[Stored entries]
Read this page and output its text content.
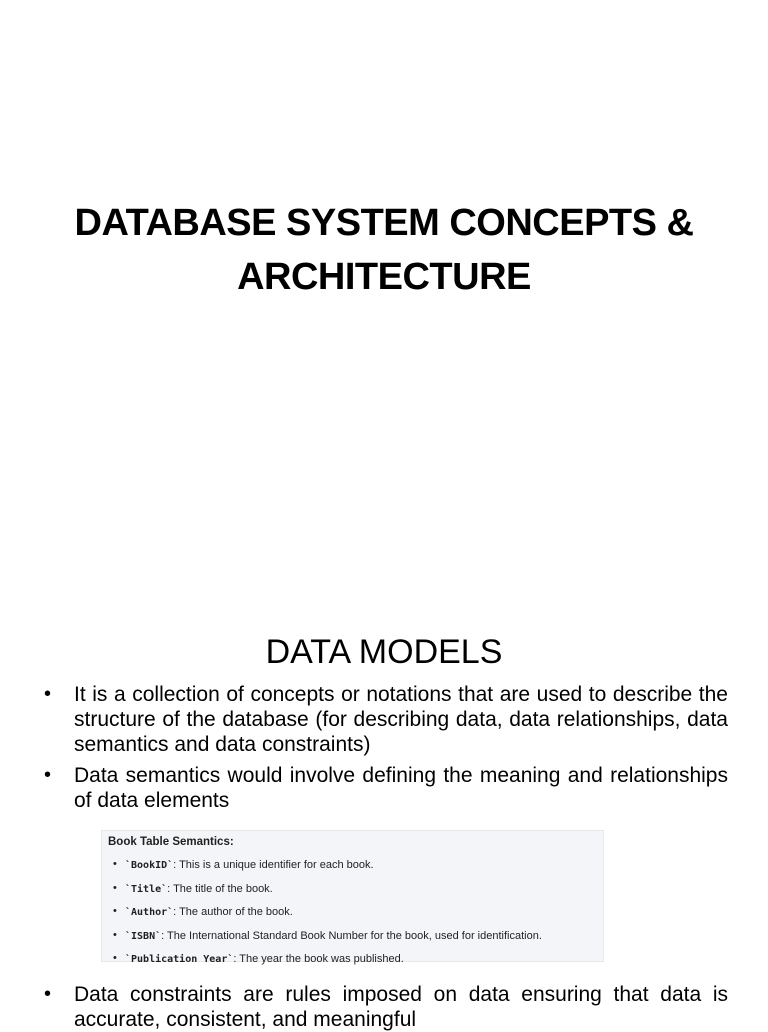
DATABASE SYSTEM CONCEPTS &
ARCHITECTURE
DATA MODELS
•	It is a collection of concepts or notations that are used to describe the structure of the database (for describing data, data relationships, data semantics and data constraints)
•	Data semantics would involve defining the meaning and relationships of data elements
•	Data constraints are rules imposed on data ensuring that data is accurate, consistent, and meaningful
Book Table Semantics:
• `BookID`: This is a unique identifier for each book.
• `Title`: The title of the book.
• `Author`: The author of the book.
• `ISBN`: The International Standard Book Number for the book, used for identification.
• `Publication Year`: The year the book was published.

* * *

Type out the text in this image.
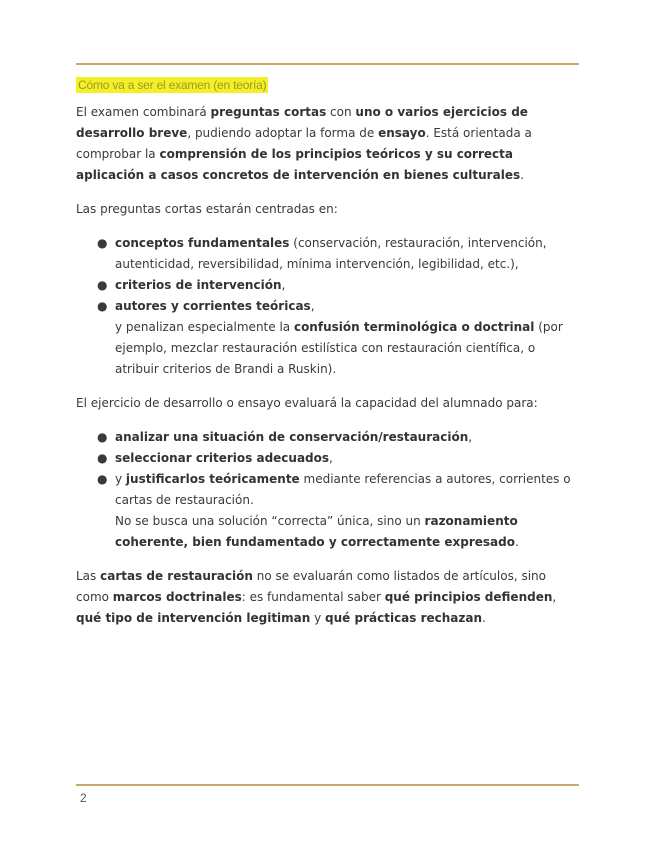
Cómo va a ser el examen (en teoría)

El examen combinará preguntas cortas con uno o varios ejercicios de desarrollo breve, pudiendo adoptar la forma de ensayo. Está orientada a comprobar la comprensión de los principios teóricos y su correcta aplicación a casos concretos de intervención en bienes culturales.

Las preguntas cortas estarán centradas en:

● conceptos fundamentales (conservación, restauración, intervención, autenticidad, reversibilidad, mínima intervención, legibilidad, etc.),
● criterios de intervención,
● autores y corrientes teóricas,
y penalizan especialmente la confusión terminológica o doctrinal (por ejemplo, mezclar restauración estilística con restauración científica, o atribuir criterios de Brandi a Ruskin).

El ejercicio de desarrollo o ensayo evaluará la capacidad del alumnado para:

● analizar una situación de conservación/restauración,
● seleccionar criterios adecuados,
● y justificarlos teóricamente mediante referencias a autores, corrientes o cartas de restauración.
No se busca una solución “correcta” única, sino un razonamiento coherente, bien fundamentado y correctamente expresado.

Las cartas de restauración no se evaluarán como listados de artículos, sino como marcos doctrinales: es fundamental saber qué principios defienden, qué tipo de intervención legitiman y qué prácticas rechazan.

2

...

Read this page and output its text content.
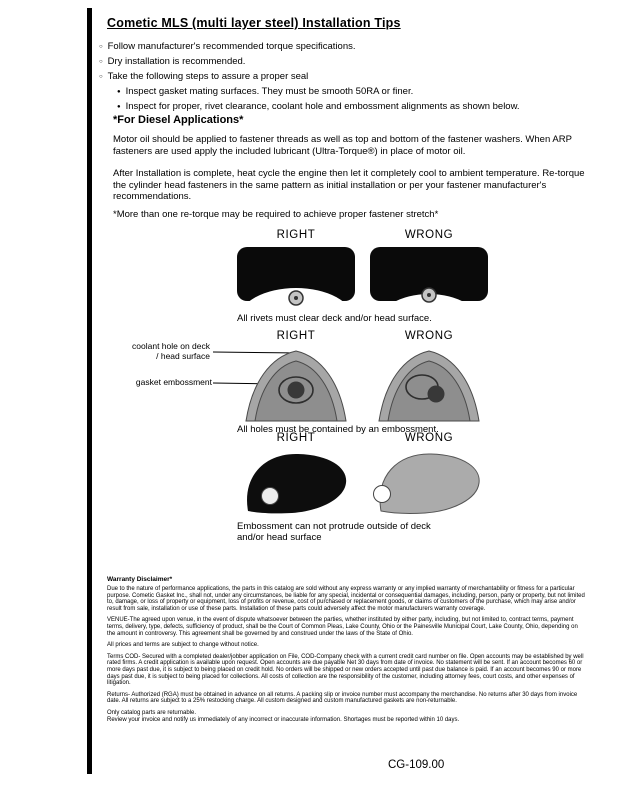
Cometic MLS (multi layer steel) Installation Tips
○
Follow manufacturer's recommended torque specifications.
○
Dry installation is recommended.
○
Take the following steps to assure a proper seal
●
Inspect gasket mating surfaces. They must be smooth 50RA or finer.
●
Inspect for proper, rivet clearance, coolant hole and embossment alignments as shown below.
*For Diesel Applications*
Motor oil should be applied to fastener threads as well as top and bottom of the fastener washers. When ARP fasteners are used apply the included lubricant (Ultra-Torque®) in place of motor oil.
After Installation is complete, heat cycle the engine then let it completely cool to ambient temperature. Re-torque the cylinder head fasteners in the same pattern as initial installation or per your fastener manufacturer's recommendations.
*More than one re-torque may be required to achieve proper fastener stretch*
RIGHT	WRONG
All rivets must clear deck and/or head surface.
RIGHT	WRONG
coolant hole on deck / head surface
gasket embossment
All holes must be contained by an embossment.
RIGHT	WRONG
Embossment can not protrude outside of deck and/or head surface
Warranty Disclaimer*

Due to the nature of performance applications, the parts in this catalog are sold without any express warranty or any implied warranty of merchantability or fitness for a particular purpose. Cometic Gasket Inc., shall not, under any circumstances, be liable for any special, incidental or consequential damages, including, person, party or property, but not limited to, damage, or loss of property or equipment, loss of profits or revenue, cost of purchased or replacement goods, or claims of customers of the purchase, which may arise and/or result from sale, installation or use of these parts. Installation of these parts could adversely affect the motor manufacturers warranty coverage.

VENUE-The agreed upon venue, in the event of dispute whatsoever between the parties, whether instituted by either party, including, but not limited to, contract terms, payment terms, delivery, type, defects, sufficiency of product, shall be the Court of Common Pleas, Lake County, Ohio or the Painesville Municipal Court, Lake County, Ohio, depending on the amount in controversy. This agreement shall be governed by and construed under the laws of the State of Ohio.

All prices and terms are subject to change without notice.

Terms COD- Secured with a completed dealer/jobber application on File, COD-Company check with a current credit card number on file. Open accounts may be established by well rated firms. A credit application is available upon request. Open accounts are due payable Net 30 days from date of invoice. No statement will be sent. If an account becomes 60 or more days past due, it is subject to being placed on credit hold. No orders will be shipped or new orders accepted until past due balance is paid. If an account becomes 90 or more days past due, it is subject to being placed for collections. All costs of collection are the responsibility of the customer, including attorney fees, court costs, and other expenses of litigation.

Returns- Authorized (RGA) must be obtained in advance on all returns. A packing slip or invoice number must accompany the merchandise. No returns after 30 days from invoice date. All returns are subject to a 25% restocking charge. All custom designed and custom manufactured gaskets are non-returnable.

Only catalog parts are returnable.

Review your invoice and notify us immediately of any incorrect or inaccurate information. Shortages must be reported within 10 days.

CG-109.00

** What you have to do **
Filter the entries down to the lines with the word "examen" in them.

** Result **
Cómo va a ser el examen (en teoría)
El examen combinará preguntas cortas con uno o varios ejercicios de desarrollo breve, pudiendo adoptar la forma de ensayo. Está orientada a comprobar la comprensión de los principios teóricos y su correcta aplicación a casos concretos de intervención en bienes culturales.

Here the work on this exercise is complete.